Recorded data:
- - - -
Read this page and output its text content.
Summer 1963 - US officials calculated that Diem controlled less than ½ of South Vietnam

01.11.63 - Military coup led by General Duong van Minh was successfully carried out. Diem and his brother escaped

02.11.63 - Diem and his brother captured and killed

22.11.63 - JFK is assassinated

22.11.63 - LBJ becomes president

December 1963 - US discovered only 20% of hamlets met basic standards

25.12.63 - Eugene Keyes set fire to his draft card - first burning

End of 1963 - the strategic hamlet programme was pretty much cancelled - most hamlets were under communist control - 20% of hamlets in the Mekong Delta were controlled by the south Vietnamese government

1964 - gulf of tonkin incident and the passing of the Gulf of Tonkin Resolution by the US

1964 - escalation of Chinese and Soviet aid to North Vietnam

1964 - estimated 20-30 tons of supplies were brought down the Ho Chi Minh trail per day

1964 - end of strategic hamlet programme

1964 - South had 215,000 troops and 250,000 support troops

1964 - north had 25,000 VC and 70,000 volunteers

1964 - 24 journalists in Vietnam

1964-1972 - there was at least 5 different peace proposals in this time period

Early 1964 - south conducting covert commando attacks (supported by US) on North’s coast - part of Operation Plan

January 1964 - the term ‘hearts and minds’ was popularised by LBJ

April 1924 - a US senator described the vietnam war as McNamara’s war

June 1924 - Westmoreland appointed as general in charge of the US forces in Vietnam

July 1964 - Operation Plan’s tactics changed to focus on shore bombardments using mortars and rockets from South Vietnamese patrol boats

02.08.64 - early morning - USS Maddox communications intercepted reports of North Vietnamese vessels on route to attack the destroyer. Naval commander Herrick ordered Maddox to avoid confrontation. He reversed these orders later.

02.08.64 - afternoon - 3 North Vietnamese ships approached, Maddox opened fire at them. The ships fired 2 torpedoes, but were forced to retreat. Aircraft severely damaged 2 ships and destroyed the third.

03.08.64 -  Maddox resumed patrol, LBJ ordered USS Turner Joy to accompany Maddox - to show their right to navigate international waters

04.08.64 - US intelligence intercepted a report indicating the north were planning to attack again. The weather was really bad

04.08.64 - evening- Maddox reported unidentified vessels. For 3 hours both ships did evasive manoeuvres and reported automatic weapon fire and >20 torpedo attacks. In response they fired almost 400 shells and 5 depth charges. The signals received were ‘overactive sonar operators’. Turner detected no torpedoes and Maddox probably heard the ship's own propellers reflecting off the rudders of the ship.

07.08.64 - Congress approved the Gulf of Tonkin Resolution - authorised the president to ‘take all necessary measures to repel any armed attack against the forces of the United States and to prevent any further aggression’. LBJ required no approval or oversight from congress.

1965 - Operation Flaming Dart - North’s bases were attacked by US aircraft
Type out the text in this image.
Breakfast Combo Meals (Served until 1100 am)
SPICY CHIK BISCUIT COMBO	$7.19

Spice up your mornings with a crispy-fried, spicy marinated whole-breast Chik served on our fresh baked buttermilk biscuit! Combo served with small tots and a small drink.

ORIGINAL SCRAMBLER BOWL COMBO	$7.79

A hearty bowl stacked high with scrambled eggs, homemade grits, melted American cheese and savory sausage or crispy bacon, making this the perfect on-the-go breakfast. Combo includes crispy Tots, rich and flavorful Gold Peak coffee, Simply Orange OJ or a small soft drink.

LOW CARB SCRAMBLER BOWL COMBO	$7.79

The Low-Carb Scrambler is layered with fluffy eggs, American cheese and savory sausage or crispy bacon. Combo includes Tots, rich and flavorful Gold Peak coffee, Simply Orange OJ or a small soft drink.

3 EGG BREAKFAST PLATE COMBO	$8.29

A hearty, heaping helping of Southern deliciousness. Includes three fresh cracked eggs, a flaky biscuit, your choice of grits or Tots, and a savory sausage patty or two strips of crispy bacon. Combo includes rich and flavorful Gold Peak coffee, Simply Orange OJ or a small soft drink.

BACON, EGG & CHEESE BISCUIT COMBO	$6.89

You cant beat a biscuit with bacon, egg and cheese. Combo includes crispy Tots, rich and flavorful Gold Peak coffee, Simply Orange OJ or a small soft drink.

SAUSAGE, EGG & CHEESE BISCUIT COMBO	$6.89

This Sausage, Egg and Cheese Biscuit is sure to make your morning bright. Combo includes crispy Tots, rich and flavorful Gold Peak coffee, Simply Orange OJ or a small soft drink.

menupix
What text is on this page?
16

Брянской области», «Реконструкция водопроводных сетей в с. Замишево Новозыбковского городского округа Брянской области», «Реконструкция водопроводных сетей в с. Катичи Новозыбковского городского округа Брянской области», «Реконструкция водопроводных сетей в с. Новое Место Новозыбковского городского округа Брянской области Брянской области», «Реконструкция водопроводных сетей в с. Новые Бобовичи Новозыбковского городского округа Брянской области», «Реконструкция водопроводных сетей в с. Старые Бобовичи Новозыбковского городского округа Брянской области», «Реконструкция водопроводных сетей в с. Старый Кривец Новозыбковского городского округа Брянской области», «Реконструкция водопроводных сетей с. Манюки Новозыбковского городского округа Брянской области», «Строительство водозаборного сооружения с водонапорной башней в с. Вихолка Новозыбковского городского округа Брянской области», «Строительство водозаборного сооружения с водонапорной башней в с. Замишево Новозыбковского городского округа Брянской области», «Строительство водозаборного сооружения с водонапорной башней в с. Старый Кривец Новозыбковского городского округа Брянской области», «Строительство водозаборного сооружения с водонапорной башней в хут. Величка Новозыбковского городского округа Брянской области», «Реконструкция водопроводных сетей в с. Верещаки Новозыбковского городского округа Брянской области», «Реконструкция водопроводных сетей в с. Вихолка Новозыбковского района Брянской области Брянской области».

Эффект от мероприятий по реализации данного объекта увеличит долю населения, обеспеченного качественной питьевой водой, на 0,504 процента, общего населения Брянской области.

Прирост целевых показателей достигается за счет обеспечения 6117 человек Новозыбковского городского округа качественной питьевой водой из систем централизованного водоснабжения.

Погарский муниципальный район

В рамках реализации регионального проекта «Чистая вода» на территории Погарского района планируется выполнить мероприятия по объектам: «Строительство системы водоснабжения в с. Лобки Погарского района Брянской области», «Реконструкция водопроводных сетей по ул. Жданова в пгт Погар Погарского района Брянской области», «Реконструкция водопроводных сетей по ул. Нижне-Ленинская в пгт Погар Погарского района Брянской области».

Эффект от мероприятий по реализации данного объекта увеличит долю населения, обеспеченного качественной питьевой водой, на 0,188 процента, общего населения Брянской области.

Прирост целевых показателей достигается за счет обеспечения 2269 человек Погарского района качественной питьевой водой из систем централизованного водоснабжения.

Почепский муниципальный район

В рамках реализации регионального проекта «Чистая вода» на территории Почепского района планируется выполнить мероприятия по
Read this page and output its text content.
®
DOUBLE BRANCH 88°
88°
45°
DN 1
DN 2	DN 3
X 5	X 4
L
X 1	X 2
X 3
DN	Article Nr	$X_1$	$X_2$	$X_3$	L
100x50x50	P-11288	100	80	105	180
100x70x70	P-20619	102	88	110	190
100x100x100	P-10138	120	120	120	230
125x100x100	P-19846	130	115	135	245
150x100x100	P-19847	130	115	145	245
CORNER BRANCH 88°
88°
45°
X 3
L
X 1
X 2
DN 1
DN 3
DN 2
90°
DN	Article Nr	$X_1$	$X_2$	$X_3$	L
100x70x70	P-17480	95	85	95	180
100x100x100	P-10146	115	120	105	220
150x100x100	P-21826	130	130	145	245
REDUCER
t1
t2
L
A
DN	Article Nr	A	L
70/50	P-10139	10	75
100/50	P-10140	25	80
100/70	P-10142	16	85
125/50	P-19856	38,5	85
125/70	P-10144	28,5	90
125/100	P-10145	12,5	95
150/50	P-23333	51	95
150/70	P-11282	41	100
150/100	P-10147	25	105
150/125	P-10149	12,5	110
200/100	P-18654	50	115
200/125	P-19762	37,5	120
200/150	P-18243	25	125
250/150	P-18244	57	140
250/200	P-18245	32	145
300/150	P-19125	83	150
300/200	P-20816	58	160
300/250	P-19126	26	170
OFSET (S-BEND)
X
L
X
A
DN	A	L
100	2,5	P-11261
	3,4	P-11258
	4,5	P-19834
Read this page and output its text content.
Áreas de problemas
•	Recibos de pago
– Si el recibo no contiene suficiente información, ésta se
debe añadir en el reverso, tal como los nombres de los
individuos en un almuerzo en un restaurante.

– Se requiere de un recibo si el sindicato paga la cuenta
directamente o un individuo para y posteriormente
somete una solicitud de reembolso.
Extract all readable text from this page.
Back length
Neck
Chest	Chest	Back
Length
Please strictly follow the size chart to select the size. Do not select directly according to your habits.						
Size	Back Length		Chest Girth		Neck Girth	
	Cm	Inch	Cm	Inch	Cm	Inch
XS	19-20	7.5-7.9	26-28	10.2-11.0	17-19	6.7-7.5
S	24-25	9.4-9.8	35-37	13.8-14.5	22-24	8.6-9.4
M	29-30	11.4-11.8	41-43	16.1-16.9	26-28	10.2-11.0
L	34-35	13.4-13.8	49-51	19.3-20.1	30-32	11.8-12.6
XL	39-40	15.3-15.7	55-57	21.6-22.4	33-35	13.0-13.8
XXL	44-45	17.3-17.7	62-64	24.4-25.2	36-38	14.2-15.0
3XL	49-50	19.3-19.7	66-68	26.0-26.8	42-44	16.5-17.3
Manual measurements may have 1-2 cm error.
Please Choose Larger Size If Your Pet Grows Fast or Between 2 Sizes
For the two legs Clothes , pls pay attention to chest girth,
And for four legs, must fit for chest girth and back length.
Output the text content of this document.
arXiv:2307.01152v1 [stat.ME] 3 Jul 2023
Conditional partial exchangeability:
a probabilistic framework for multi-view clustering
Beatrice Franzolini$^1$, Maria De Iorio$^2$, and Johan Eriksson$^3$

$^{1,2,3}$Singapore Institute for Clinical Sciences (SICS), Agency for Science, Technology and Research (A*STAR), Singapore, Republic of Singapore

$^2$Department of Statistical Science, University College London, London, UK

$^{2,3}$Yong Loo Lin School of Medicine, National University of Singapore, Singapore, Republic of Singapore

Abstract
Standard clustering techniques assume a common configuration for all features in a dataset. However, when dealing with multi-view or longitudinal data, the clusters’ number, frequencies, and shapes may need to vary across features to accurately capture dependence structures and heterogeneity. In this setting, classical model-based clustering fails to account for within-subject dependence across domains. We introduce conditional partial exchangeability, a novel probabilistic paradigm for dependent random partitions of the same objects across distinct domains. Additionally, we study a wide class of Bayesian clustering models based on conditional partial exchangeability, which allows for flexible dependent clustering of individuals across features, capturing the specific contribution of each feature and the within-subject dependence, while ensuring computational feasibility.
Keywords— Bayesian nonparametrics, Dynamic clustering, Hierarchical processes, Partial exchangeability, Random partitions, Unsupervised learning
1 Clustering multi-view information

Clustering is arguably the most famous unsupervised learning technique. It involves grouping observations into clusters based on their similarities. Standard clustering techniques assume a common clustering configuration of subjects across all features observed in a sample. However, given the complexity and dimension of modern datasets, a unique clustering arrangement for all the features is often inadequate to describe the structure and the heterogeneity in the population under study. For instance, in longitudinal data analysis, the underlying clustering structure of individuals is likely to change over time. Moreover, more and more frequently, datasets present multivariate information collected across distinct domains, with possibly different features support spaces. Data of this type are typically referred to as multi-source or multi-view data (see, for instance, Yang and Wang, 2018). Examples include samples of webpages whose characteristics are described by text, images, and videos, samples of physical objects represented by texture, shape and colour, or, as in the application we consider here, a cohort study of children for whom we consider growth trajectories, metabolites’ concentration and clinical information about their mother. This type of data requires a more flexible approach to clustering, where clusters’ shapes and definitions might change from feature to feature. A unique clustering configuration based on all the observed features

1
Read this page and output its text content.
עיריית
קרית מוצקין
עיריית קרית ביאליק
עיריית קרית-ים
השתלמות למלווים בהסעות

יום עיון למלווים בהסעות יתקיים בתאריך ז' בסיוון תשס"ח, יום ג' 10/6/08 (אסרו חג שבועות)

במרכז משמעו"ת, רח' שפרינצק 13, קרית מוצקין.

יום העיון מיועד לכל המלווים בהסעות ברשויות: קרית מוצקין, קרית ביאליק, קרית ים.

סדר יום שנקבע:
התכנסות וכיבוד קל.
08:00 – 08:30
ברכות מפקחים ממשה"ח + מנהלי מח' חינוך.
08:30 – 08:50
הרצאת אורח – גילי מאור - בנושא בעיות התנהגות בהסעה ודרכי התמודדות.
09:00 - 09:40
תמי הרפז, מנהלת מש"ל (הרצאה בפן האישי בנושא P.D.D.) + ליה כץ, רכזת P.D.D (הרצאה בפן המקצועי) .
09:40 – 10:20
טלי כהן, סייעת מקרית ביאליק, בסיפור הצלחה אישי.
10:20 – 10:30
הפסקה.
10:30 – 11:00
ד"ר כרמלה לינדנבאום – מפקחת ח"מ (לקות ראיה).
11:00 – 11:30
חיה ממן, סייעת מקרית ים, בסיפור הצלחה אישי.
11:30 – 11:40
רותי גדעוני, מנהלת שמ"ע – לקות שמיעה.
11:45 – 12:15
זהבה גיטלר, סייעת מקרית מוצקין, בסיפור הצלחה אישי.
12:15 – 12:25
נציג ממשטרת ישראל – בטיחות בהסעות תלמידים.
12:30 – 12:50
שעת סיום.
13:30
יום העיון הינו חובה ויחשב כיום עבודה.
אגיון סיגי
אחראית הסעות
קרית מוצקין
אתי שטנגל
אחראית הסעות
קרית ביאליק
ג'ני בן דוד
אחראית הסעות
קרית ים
- - - -
§ OBJECTIVE
Reply with one number: the count of lines in the entries that include the word "регионального".

§ EXERCISE ANSWER
2